Description of the task: Gather the lines from the material that contain "Suggested".

===== Task data

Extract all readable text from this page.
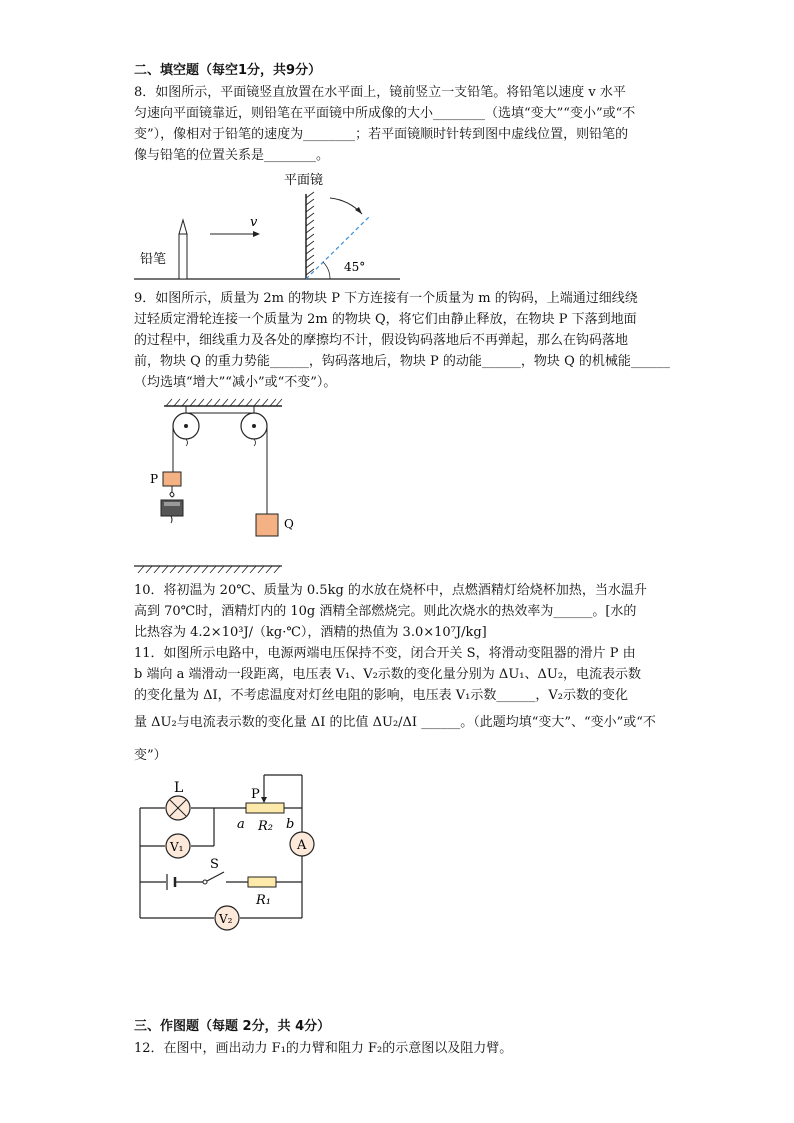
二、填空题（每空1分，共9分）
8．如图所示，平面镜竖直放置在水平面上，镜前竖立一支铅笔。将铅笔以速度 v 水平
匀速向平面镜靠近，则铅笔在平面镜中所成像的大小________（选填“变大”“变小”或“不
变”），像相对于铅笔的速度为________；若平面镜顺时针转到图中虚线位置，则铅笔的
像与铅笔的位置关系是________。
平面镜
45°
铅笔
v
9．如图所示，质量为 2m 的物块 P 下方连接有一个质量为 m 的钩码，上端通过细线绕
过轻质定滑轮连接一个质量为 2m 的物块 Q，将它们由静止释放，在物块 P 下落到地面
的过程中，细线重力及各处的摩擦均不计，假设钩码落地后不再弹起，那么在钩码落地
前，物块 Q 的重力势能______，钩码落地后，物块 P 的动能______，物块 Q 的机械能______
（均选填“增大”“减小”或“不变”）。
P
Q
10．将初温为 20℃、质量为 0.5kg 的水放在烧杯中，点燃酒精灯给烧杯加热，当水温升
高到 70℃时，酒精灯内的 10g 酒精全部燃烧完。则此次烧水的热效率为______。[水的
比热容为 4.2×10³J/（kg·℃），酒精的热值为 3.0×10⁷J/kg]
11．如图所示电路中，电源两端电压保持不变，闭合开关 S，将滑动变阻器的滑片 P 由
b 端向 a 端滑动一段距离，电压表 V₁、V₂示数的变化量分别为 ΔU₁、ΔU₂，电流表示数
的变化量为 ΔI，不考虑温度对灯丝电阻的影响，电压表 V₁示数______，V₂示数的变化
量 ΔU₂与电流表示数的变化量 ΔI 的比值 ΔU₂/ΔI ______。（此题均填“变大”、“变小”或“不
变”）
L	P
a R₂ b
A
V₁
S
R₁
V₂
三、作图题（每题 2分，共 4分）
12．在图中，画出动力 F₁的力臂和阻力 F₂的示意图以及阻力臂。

==========
===== Task data

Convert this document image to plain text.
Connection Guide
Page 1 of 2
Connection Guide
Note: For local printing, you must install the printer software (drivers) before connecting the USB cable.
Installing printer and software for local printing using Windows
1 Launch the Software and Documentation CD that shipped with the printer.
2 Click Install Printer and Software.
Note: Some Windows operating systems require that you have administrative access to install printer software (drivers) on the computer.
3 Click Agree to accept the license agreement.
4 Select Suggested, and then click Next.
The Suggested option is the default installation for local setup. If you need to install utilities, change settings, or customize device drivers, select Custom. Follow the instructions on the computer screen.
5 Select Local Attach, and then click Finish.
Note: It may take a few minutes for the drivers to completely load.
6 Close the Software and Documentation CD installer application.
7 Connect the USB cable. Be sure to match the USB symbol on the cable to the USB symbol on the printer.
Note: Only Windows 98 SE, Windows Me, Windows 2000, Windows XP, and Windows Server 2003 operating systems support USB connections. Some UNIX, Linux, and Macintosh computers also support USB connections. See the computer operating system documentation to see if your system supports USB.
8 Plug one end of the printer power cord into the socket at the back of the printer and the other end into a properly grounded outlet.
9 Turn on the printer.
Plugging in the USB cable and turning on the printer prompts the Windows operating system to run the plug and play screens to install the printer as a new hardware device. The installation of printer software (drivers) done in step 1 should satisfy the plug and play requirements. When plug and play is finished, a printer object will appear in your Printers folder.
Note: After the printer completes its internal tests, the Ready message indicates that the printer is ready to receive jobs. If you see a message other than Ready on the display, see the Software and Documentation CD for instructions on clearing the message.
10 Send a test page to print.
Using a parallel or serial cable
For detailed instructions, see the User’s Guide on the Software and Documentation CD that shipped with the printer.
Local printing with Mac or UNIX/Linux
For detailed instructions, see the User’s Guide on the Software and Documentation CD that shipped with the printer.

==========
===== Task data

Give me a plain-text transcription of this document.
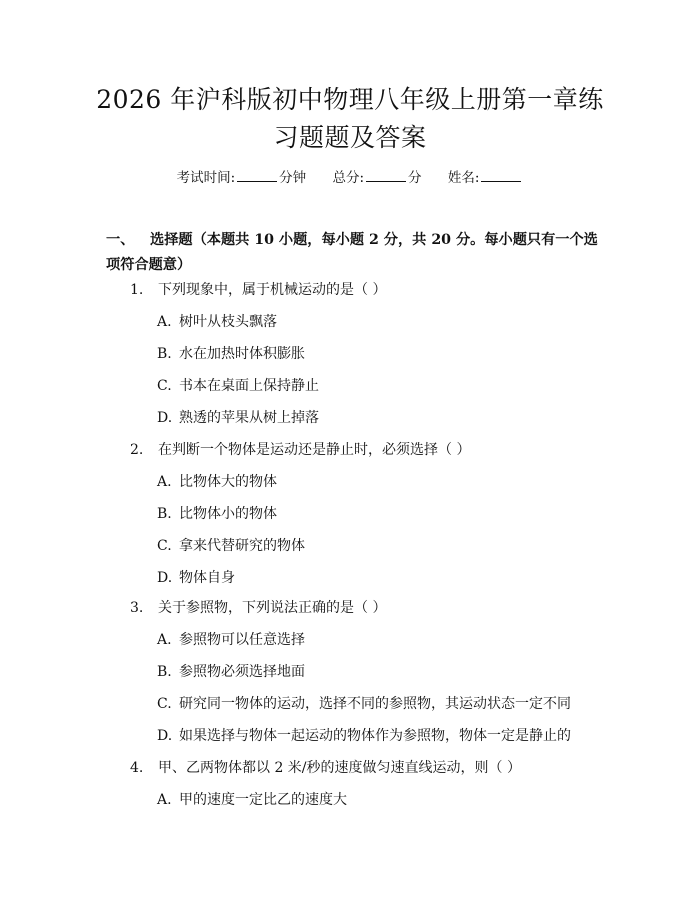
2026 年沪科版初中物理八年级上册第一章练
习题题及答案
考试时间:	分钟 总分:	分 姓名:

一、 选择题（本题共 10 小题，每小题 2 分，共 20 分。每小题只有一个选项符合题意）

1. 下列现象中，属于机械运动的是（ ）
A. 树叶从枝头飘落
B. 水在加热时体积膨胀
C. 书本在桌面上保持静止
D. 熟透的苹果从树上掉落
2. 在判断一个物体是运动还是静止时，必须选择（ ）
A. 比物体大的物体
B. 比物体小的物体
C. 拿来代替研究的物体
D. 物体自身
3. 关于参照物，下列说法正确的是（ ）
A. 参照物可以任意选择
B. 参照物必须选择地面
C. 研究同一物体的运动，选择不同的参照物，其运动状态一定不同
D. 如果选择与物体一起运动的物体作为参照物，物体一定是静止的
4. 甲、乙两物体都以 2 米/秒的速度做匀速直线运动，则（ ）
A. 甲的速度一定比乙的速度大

==========

Complete output:
4 Select Suggested, and then click Next.
The Suggested option is the default installation for local setup. If you need to install utilities, change settings, or customize device drivers, select Custom. Follow the instructions on the computer screen.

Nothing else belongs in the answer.